#### [Exercise task]
Reproduce the listing below exactly. Pictures do not belong in the copy.

#### [Material to process]

● ● ● ●

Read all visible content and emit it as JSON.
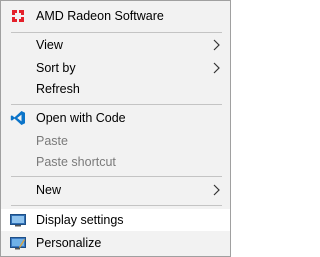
{
  "context_menu": {
    "amd": {
      "label": "AMD Radeon Software",
      "icon": "amd-radeon-icon"
    },
    "view": {
      "label": "View",
      "icon": "chevron-right-icon"
    },
    "sort_by": {
      "label": "Sort by",
      "icon": "chevron-right-icon"
    },
    "refresh": {
      "label": "Refresh"
    },
    "open_with_code": {
      "label": "Open with Code",
      "icon": "vscode-icon"
    },
    "paste": {
      "label": "Paste",
      "state": "disabled"
    },
    "paste_shortcut": {
      "label": "Paste shortcut",
      "state": "disabled"
    },
    "new": {
      "label": "New",
      "icon": "chevron-right-icon"
    },
    "display_settings": {
      "label": "Display settings",
      "icon": "display-settings-icon",
      "state": "highlighted"
    },
    "personalize": {
      "label": "Personalize",
      "icon": "personalize-icon"
    }
  },
  "colors": {
    "menu_background": "#f2f2f2",
    "highlight_background": "#ffffff",
    "disabled_text": "#7a7a7a",
    "amd_red": "#e4202a",
    "vscode_blue": "#0b74c9"
  }
}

● ● ● ●

#### [Answer to this exercise]
Read all visible content and emit it as JSON.
{
  "context_menu": {
    "amd": {
      "label": "AMD Radeon Software",
      "icon": "amd-radeon-icon"
    },
    "view": {
      "label": "View",
      "icon": "chevron-right-icon"
    },
    "sort_by": {
      "label": "Sort by",
      "icon": "chevron-right-icon"
    },
    "refresh": {
      "label": "Refresh"
    },
    "open_with_code": {
      "label": "Open with Code",
      "icon": "vscode-icon"
    },
    "paste": {
      "label": "Paste",
      "state": "disabled"
    },
    "paste_shortcut": {
      "label": "Paste shortcut",
      "state": "disabled"
    },
    "new": {
      "label": "New",
      "icon": "chevron-right-icon"
    },
    "display_settings": {
      "label": "Display settings",
      "icon": "display-settings-icon",
      "state": "highlighted"
    },
    "personalize": {
      "label": "Personalize",
      "icon": "personalize-icon"
    }
  },
  "colors": {
    "menu_background": "#f2f2f2",
    "highlight_background": "#ffffff",
    "disabled_text": "#7a7a7a",
    "amd_red": "#e4202a",
    "vscode_blue": "#0b74c9"
  }
}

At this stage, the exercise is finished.